## WHAT IS REQUIRED
Omit the pictures, then write out every entry exactly as it reads.

## Saved entries
★ ★ ★ ★ ★ ★ ★
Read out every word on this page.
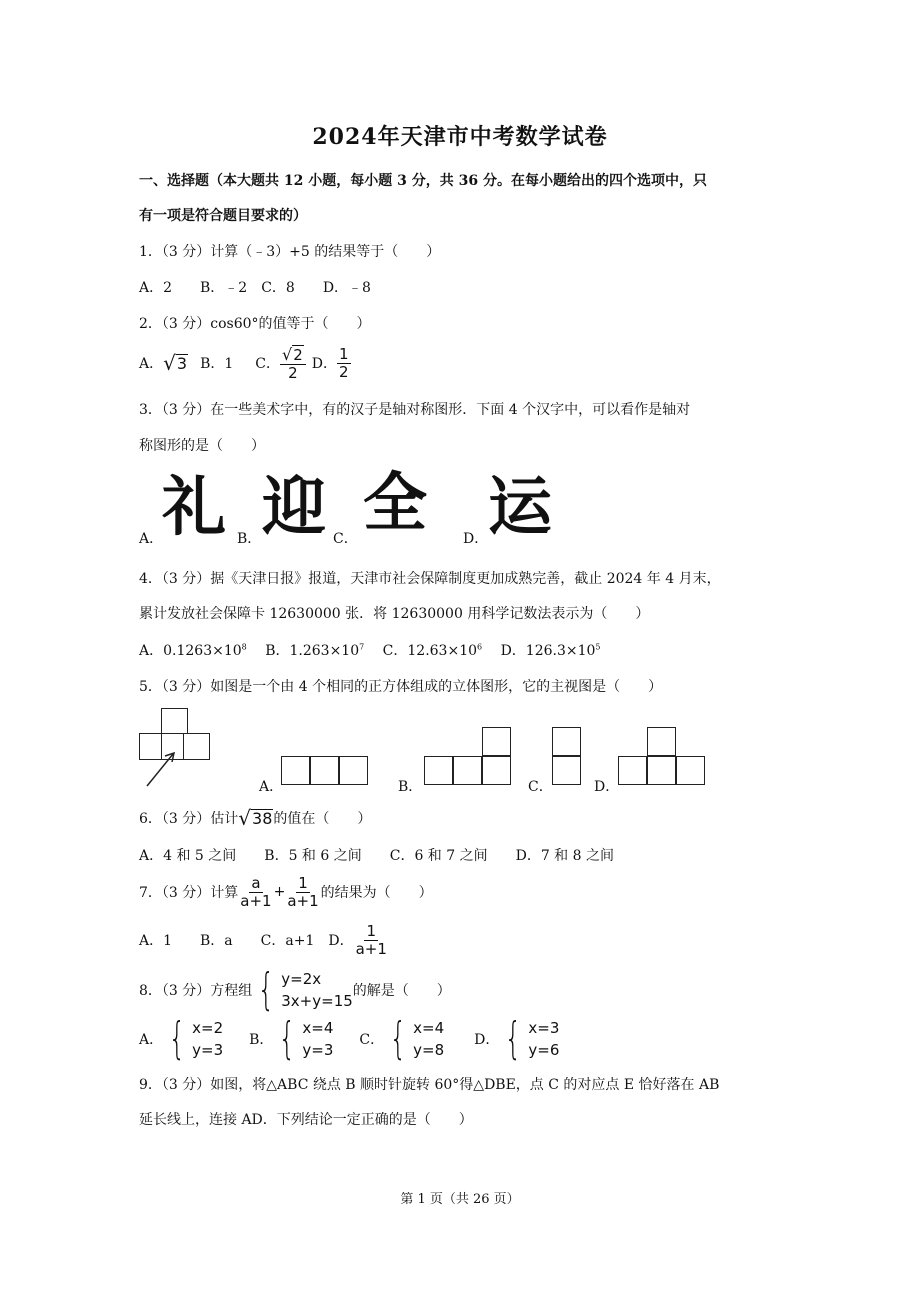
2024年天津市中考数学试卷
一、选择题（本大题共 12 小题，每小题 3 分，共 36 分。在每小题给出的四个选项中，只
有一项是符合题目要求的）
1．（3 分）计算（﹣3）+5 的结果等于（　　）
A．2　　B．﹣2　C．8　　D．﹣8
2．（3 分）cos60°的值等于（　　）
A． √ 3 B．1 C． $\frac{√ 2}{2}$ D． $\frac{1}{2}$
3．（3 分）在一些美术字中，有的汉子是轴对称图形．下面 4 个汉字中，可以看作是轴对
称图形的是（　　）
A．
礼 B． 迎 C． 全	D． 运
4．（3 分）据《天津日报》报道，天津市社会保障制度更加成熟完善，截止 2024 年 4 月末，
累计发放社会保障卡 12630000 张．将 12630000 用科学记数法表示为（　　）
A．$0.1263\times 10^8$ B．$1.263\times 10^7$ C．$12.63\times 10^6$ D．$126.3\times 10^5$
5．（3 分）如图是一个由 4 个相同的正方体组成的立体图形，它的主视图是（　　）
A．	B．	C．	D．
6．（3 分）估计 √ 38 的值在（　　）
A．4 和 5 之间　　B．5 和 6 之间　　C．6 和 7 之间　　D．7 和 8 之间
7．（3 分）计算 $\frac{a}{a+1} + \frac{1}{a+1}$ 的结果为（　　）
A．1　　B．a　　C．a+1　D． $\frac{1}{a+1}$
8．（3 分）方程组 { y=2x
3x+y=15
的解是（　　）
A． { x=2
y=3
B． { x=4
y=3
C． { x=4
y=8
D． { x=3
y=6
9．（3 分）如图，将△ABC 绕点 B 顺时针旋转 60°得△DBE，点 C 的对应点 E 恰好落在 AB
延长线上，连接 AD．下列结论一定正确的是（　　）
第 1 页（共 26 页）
★ ★ ★ ★ ★ ★ ★
## TASK OUTPUT
Read out every word on this page.
2024年天津市中考数学试卷
一、选择题（本大题共 12 小题，每小题 3 分，共 36 分。在每小题给出的四个选项中，只
有一项是符合题目要求的）
1．（3 分）计算（﹣3）+5 的结果等于（　　）
A．2　　B．﹣2　C．8　　D．﹣8
2．（3 分）cos60°的值等于（　　）
A． √ 3 B．1 C． $\frac{√ 2}{2}$ D． $\frac{1}{2}$
3．（3 分）在一些美术字中，有的汉子是轴对称图形．下面 4 个汉字中，可以看作是轴对
称图形的是（　　）
A．
礼 B． 迎 C． 全	D． 运
4．（3 分）据《天津日报》报道，天津市社会保障制度更加成熟完善，截止 2024 年 4 月末，
累计发放社会保障卡 12630000 张．将 12630000 用科学记数法表示为（　　）
A．$0.1263\times 10^8$ B．$1.263\times 10^7$ C．$12.63\times 10^6$ D．$126.3\times 10^5$
5．（3 分）如图是一个由 4 个相同的正方体组成的立体图形，它的主视图是（　　）
A．	B．	C．	D．
6．（3 分）估计 √ 38 的值在（　　）
A．4 和 5 之间　　B．5 和 6 之间　　C．6 和 7 之间　　D．7 和 8 之间
7．（3 分）计算 $\frac{a}{a+1} + \frac{1}{a+1}$ 的结果为（　　）
A．1　　B．a　　C．a+1　D． $\frac{1}{a+1}$
8．（3 分）方程组 { y=2x
3x+y=15
的解是（　　）
A． { x=2
y=3
B． { x=4
y=3
C． { x=4
y=8
D． { x=3
y=6
9．（3 分）如图，将△ABC 绕点 B 顺时针旋转 60°得△DBE，点 C 的对应点 E 恰好落在 AB
延长线上，连接 AD．下列结论一定正确的是（　　）
第 1 页（共 26 页）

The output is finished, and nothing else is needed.